* [WHAT IS NEEDED] Identify every line in the records below that contains the word "diagnostic", and reproduce each one.

* [Page content transcription data]

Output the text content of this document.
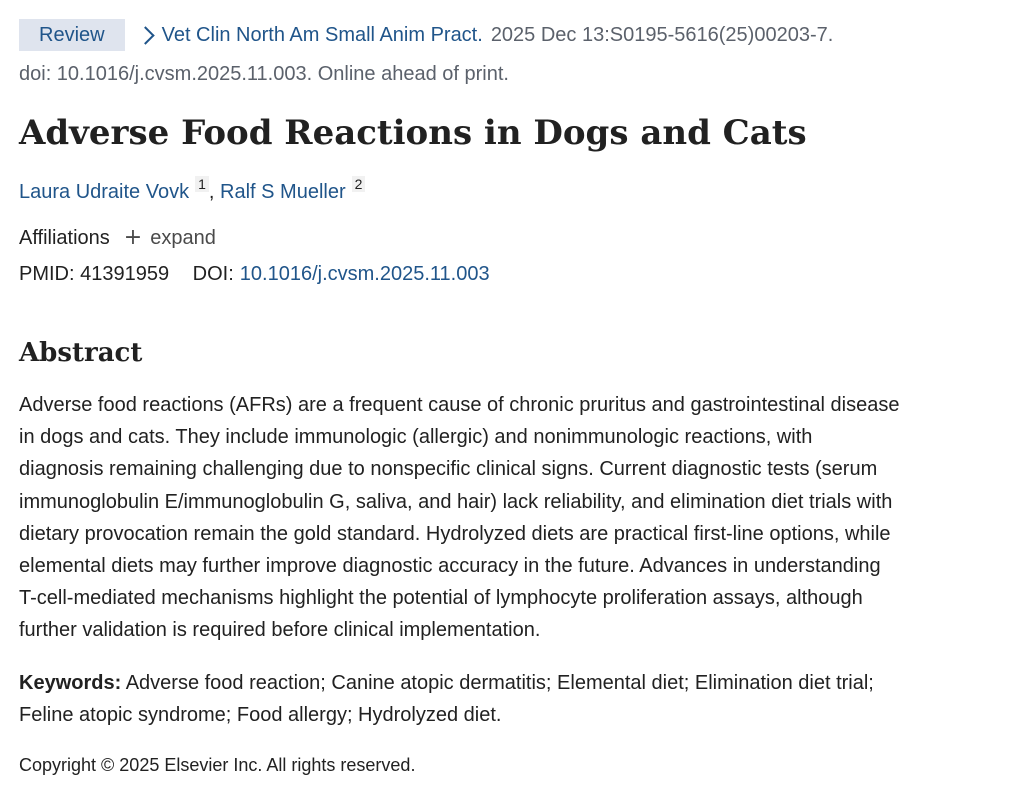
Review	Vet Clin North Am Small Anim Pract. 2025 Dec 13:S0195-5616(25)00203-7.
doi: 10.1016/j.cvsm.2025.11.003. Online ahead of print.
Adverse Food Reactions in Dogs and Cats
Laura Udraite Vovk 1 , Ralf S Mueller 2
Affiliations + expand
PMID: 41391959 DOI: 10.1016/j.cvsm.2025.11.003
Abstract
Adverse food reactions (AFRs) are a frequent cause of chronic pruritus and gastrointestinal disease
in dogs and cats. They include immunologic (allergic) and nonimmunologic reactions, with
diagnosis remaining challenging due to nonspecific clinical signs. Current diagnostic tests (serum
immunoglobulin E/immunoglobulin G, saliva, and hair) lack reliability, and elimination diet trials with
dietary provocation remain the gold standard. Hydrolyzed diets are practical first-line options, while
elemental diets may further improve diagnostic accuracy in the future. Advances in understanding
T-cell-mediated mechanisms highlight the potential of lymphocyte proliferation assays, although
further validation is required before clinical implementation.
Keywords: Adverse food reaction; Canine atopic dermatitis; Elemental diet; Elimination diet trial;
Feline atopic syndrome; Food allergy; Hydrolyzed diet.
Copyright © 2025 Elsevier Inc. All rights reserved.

...

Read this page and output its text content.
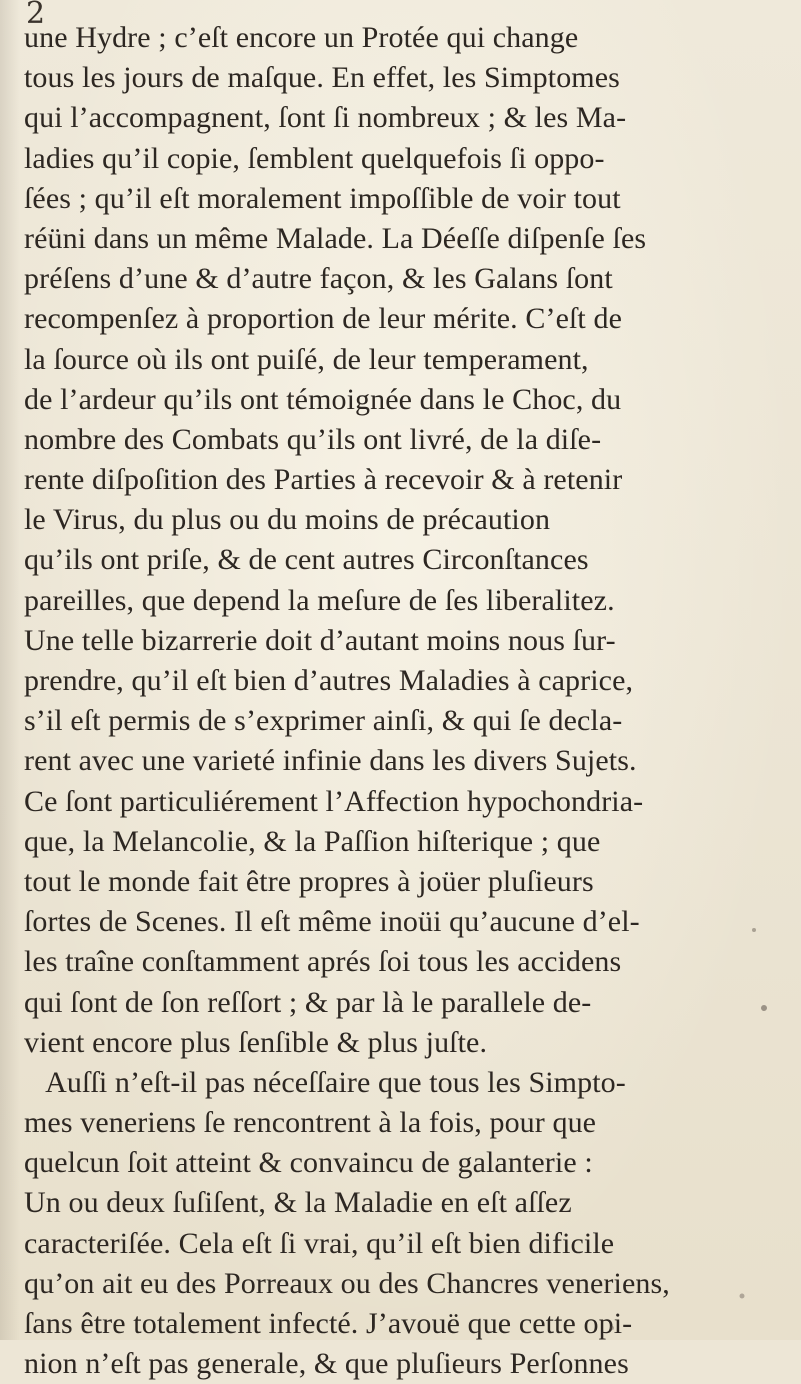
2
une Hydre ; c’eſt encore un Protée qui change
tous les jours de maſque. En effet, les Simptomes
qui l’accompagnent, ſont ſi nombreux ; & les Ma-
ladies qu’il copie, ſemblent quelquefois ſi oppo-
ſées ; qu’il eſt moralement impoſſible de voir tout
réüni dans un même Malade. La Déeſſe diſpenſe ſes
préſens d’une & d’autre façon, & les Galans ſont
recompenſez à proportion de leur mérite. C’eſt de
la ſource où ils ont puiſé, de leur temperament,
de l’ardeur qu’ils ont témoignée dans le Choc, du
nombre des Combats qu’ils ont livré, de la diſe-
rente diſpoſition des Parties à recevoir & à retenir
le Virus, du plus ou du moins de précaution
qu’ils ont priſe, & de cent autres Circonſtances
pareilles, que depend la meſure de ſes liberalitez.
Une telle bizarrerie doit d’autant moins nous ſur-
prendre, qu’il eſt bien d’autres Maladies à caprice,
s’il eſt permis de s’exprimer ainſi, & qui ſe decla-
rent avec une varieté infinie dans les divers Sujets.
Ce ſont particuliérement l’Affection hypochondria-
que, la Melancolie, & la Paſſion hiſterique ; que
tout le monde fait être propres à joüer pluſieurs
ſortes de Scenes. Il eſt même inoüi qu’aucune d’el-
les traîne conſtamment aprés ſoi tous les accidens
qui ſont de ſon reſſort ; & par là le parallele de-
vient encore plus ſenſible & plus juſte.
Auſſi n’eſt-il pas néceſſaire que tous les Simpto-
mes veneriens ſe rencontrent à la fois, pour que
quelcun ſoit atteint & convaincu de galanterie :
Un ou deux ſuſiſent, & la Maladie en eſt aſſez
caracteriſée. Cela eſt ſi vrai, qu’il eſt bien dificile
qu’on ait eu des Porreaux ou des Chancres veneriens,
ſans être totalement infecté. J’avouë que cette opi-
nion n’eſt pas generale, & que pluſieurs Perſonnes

* [ANSWER BOX]
diagnosis remaining challenging due to nonspecific clinical signs. Current diagnostic tests (serum
elemental diets may further improve diagnostic accuracy in the future. Advances in understanding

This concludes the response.